* _What is required_
Copy the records below exactly, leaving out any pictures.

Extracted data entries
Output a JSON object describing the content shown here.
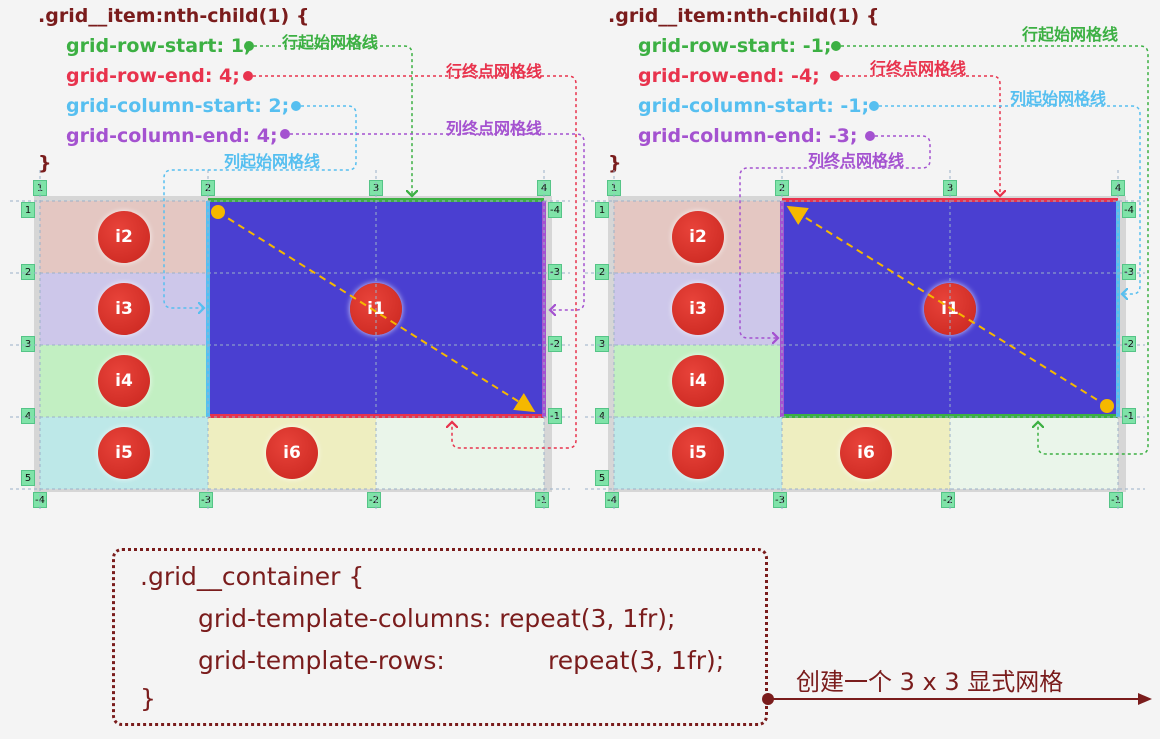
{
  "left": {
    "selector": ".grid__item:nth-child(1) {",
    "row_start": "grid-row-start: 1;",
    "row_end": "grid-row-end: 4;",
    "col_start": "grid-column-start: 2;",
    "col_end": "grid-column-end: 4;",
    "close": "}",
    "label_row_start": "行起始网格线",
    "label_row_end": "行终点网格线",
    "label_col_start": "列起始网格线",
    "label_col_end": "列终点网格线",
    "col_top_tags": [
      "1",
      "2",
      "3",
      "4"
    ],
    "col_bottom_tags": [
      "-4",
      "-3",
      "-2",
      "-1"
    ],
    "row_left_tags": [
      "1",
      "2",
      "3",
      "4",
      "5"
    ],
    "row_right_tags": [
      "-4",
      "-3",
      "-2",
      "-1"
    ],
    "items": [
      "i2",
      "i3",
      "i4",
      "i5",
      "i1",
      "i6"
    ]
  },
  "right": {
    "selector": ".grid__item:nth-child(1) {",
    "row_start": "grid-row-start: -1;",
    "row_end": "grid-row-end: -4;",
    "col_start": "grid-column-start: -1;",
    "col_end": "grid-column-end: -3;",
    "close": "}",
    "label_row_start": "行起始网格线",
    "label_row_end": "行终点网格线",
    "label_col_start": "列起始网格线",
    "label_col_end": "列终点网格线",
    "col_top_tags": [
      "1",
      "2",
      "3",
      "4"
    ],
    "col_bottom_tags": [
      "-4",
      "-3",
      "-2",
      "-1"
    ],
    "row_left_tags": [
      "1",
      "2",
      "3",
      "4",
      "5"
    ],
    "row_right_tags": [
      "-4",
      "-3",
      "-2",
      "-1"
    ],
    "items": [
      "i2",
      "i3",
      "i4",
      "i5",
      "i1",
      "i6"
    ]
  },
  "container": {
    "line1": ".grid__container {",
    "line2": "grid-template-columns: repeat(3, 1fr);",
    "line3a": "grid-template-rows:",
    "line3b": "repeat(3, 1fr);",
    "line4": "}",
    "caption": "创建一个 3 x 3 显式网格"
  },
  "colors": {
    "item1": "#4a3fd1",
    "row_start": "#3cb043",
    "row_end": "#e8334d",
    "col_start": "#56bff0",
    "col_end": "#a452d0",
    "diagonal": "#f5b800",
    "dark_red": "#7a1c1c"
  }
}
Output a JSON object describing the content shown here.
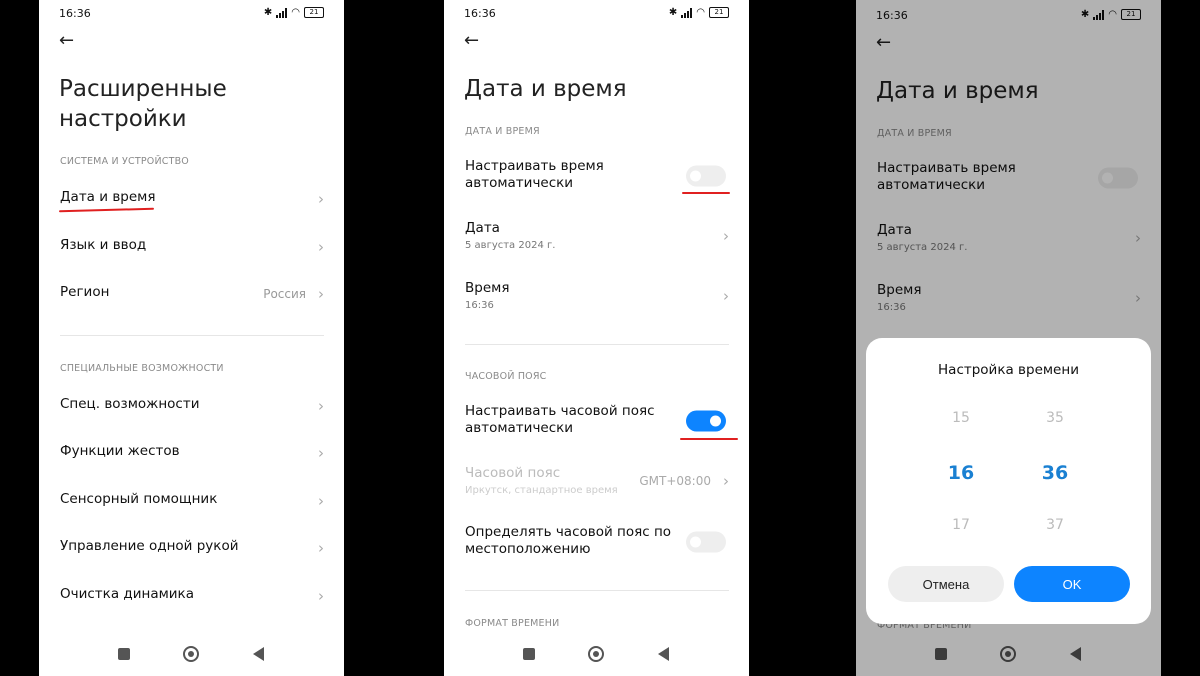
{
  "status": {
    "time": "16:36",
    "battery": "21"
  },
  "screen1": {
    "title_line1": "Расширенные",
    "title_line2": "настройки",
    "section1": "СИСТЕМА И УСТРОЙСТВО",
    "items1": [
      {
        "label": "Дата и время"
      },
      {
        "label": "Язык и ввод"
      },
      {
        "label": "Регион",
        "value": "Россия"
      }
    ],
    "section2": "СПЕЦИАЛЬНЫЕ ВОЗМОЖНОСТИ",
    "items2": [
      {
        "label": "Спец. возможности"
      },
      {
        "label": "Функции жестов"
      },
      {
        "label": "Сенсорный помощник"
      },
      {
        "label": "Управление одной рукой"
      },
      {
        "label": "Очистка динамика"
      }
    ]
  },
  "screen2": {
    "title": "Дата и время",
    "section_datetime": "ДАТА И ВРЕМЯ",
    "auto_time": {
      "line1": "Настраивать время",
      "line2": "автоматически",
      "enabled": false
    },
    "date": {
      "label": "Дата",
      "value": "5 августа 2024 г."
    },
    "time": {
      "label": "Время",
      "value": "16:36"
    },
    "section_tz": "ЧАСОВОЙ ПОЯС",
    "auto_tz": {
      "line1": "Настраивать часовой пояс",
      "line2": "автоматически",
      "enabled": true
    },
    "timezone": {
      "label": "Часовой пояс",
      "value": "Иркутск, стандартное время",
      "offset": "GMT+08:00"
    },
    "tz_location": {
      "line1": "Определять часовой пояс по",
      "line2": "местоположению",
      "enabled": false
    },
    "section_format": "ФОРМАТ ВРЕМЕНИ"
  },
  "screen3": {
    "title": "Дата и время",
    "section_datetime": "ДАТА И ВРЕМЯ",
    "auto_time": {
      "line1": "Настраивать время",
      "line2": "автоматически"
    },
    "date": {
      "label": "Дата",
      "value": "5 августа 2024 г."
    },
    "time": {
      "label": "Время",
      "value": "16:36"
    },
    "section_format_partial": "ФОРМАТ ВРЕМЕНИ",
    "dialog": {
      "title": "Настройка времени",
      "hours": [
        "15",
        "16",
        "17"
      ],
      "minutes": [
        "35",
        "36",
        "37"
      ],
      "cancel": "Отмена",
      "ok": "OK"
    }
  }
}
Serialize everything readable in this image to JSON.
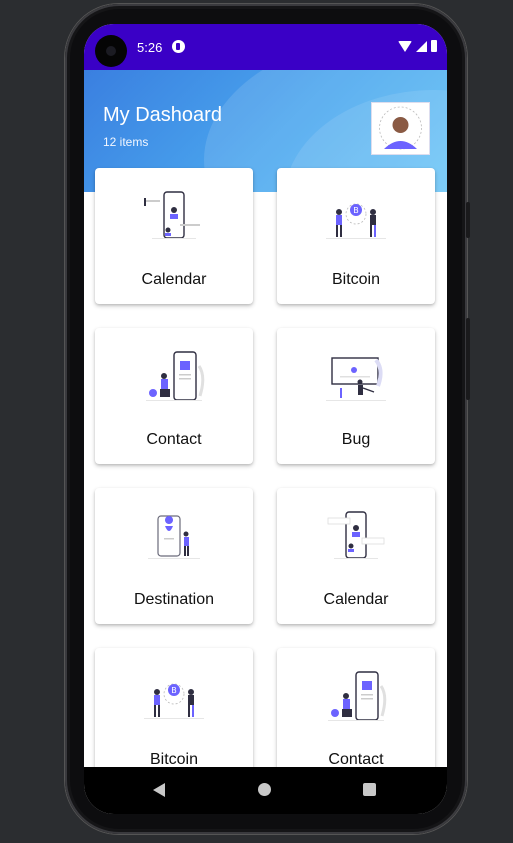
{
  "status_bar": {
    "time": "5:26"
  },
  "header": {
    "title": "My Dashoard",
    "subtitle": "12 items"
  },
  "colors": {
    "status_bar": "#3a00c6",
    "header_start": "#3a7fe0",
    "header_end": "#5cc0f6",
    "accent": "#6c63ff"
  },
  "cards": [
    {
      "label": "Calendar",
      "icon": "calendar-illustration"
    },
    {
      "label": "Bitcoin",
      "icon": "bitcoin-illustration"
    },
    {
      "label": "Contact",
      "icon": "contact-illustration"
    },
    {
      "label": "Bug",
      "icon": "bug-illustration"
    },
    {
      "label": "Destination",
      "icon": "destination-illustration"
    },
    {
      "label": "Calendar",
      "icon": "calendar-illustration"
    },
    {
      "label": "Bitcoin",
      "icon": "bitcoin-illustration"
    },
    {
      "label": "Contact",
      "icon": "contact-illustration"
    }
  ],
  "nav_bar": {
    "back": "back-icon",
    "home": "home-icon",
    "recents": "recents-icon"
  }
}
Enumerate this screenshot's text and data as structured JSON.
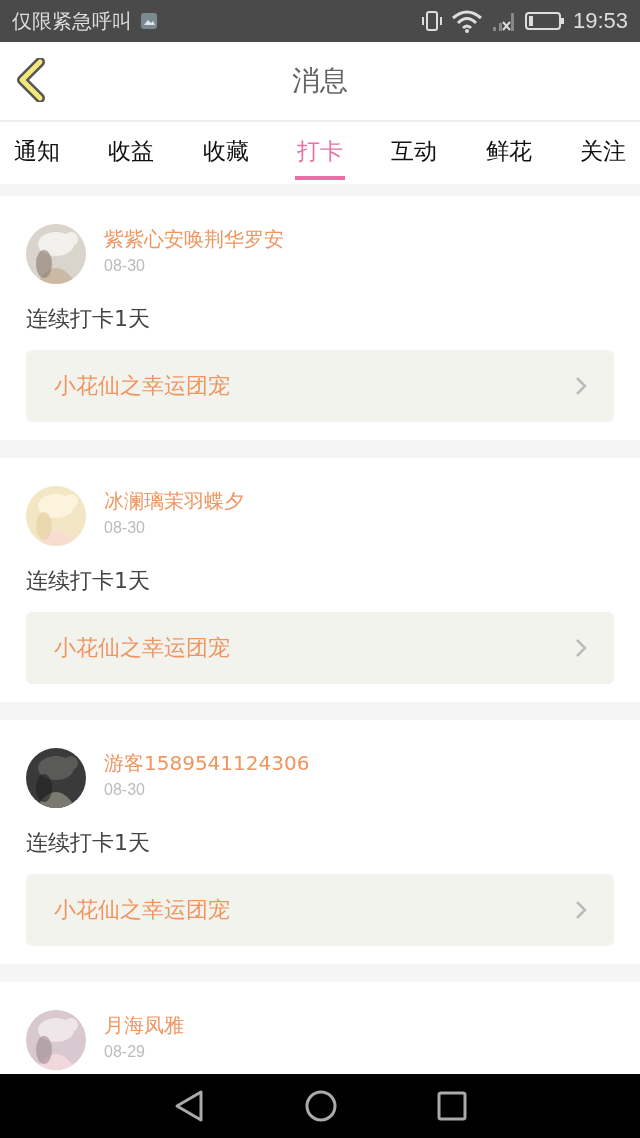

* _Answer for this exercise_
Output a JSON object describing the content shown here.
{
  "left": {
    "selector": ".grid__item:nth-child(1) {",
    "row_start": "grid-row-start: 1;",
    "row_end": "grid-row-end: 4;",
    "col_start": "grid-column-start: 2;",
    "col_end": "grid-column-end: 4;",
    "close": "}",
    "label_row_start": "行起始网格线",
    "label_row_end": "行终点网格线",
    "label_col_start": "列起始网格线",
    "label_col_end": "列终点网格线",
    "col_top_tags": [
      "1",
      "2",
      "3",
      "4"
    ],
    "col_bottom_tags": [
      "-4",
      "-3",
      "-2",
      "-1"
    ],
    "row_left_tags": [
      "1",
      "2",
      "3",
      "4",
      "5"
    ],
    "row_right_tags": [
      "-4",
      "-3",
      "-2",
      "-1"
    ],
    "items": [
      "i2",
      "i3",
      "i4",
      "i5",
      "i1",
      "i6"
    ]
  },
  "right": {
    "selector": ".grid__item:nth-child(1) {",
    "row_start": "grid-row-start: -1;",
    "row_end": "grid-row-end: -4;",
    "col_start": "grid-column-start: -1;",
    "col_end": "grid-column-end: -3;",
    "close": "}",
    "label_row_start": "行起始网格线",
    "label_row_end": "行终点网格线",
    "label_col_start": "列起始网格线",
    "label_col_end": "列终点网格线",
    "col_top_tags": [
      "1",
      "2",
      "3",
      "4"
    ],
    "col_bottom_tags": [
      "-4",
      "-3",
      "-2",
      "-1"
    ],
    "row_left_tags": [
      "1",
      "2",
      "3",
      "4",
      "5"
    ],
    "row_right_tags": [
      "-4",
      "-3",
      "-2",
      "-1"
    ],
    "items": [
      "i2",
      "i3",
      "i4",
      "i5",
      "i1",
      "i6"
    ]
  },
  "container": {
    "line1": ".grid__container {",
    "line2": "grid-template-columns: repeat(3, 1fr);",
    "line3a": "grid-template-rows:",
    "line3b": "repeat(3, 1fr);",
    "line4": "}",
    "caption": "创建一个 3 x 3 显式网格"
  },
  "colors": {
    "item1": "#4a3fd1",
    "row_start": "#3cb043",
    "row_end": "#e8334d",
    "col_start": "#56bff0",
    "col_end": "#a452d0",
    "diagonal": "#f5b800",
    "dark_red": "#7a1c1c"
  }
}
Output a JSON object describing the content shown here.
{
  "status": {
    "time": "16:36",
    "battery": "21"
  },
  "screen1": {
    "title_line1": "Расширенные",
    "title_line2": "настройки",
    "section1": "СИСТЕМА И УСТРОЙСТВО",
    "items1": [
      {
        "label": "Дата и время"
      },
      {
        "label": "Язык и ввод"
      },
      {
        "label": "Регион",
        "value": "Россия"
      }
    ],
    "section2": "СПЕЦИАЛЬНЫЕ ВОЗМОЖНОСТИ",
    "items2": [
      {
        "label": "Спец. возможности"
      },
      {
        "label": "Функции жестов"
      },
      {
        "label": "Сенсорный помощник"
      },
      {
        "label": "Управление одной рукой"
      },
      {
        "label": "Очистка динамика"
      }
    ]
  },
  "screen2": {
    "title": "Дата и время",
    "section_datetime": "ДАТА И ВРЕМЯ",
    "auto_time": {
      "line1": "Настраивать время",
      "line2": "автоматически",
      "enabled": false
    },
    "date": {
      "label": "Дата",
      "value": "5 августа 2024 г."
    },
    "time": {
      "label": "Время",
      "value": "16:36"
    },
    "section_tz": "ЧАСОВОЙ ПОЯС",
    "auto_tz": {
      "line1": "Настраивать часовой пояс",
      "line2": "автоматически",
      "enabled": true
    },
    "timezone": {
      "label": "Часовой пояс",
      "value": "Иркутск, стандартное время",
      "offset": "GMT+08:00"
    },
    "tz_location": {
      "line1": "Определять часовой пояс по",
      "line2": "местоположению",
      "enabled": false
    },
    "section_format": "ФОРМАТ ВРЕМЕНИ"
  },
  "screen3": {
    "title": "Дата и время",
    "section_datetime": "ДАТА И ВРЕМЯ",
    "auto_time": {
      "line1": "Настраивать время",
      "line2": "автоматически"
    },
    "date": {
      "label": "Дата",
      "value": "5 августа 2024 г."
    },
    "time": {
      "label": "Время",
      "value": "16:36"
    },
    "section_format_partial": "ФОРМАТ ВРЕМЕНИ",
    "dialog": {
      "title": "Настройка времени",
      "hours": [
        "15",
        "16",
        "17"
      ],
      "minutes": [
        "35",
        "36",
        "37"
      ],
      "cancel": "Отмена",
      "ok": "OK"
    }
  }
}
Serialize everything readable in this image to JSON.
{
  "status_bar": {
    "time": "5:26"
  },
  "header": {
    "title": "My Dashoard",
    "subtitle": "12 items"
  },
  "colors": {
    "status_bar": "#3a00c6",
    "header_start": "#3a7fe0",
    "header_end": "#5cc0f6",
    "accent": "#6c63ff"
  },
  "cards": [
    {
      "label": "Calendar",
      "icon": "calendar-illustration"
    },
    {
      "label": "Bitcoin",
      "icon": "bitcoin-illustration"
    },
    {
      "label": "Contact",
      "icon": "contact-illustration"
    },
    {
      "label": "Bug",
      "icon": "bug-illustration"
    },
    {
      "label": "Destination",
      "icon": "destination-illustration"
    },
    {
      "label": "Calendar",
      "icon": "calendar-illustration"
    },
    {
      "label": "Bitcoin",
      "icon": "bitcoin-illustration"
    },
    {
      "label": "Contact",
      "icon": "contact-illustration"
    }
  ],
  "nav_bar": {
    "back": "back-icon",
    "home": "home-icon",
    "recents": "recents-icon"
  }
}
Enumerate this screenshot's text and data as structured JSON.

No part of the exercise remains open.